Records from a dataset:
start
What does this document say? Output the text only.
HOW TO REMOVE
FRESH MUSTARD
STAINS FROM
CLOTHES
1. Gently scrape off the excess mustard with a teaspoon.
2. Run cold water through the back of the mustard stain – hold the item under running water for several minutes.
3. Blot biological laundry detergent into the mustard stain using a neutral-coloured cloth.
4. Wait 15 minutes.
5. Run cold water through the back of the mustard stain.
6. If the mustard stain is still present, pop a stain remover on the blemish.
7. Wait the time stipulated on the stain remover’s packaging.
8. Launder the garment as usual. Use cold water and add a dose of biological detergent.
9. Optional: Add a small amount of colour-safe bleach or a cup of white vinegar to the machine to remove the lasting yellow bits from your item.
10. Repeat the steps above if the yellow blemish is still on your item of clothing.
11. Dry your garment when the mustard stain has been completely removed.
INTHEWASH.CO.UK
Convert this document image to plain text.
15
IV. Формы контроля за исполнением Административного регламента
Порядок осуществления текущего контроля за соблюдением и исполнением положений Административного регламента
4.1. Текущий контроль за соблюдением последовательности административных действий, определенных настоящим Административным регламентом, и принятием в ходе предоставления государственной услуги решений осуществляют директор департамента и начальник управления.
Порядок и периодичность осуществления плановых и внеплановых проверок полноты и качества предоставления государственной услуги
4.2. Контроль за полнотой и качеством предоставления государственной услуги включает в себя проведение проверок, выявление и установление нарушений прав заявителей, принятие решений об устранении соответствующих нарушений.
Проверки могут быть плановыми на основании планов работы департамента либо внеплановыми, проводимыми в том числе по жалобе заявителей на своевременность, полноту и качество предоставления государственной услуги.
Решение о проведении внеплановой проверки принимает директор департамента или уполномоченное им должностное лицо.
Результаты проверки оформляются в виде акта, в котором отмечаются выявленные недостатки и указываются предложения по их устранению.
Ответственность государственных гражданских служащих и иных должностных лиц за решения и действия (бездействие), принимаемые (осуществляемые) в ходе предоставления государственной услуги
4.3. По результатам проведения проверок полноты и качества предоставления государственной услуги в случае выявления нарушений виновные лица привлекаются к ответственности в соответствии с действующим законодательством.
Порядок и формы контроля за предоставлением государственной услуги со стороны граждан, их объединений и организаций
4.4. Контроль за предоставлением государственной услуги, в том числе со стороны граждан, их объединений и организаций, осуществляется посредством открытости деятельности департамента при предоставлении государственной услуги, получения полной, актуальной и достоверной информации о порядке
end
What the task requires: Of the lines in the data, how many contain the word "полноты"? Provide the number and nothing further.

In response: 2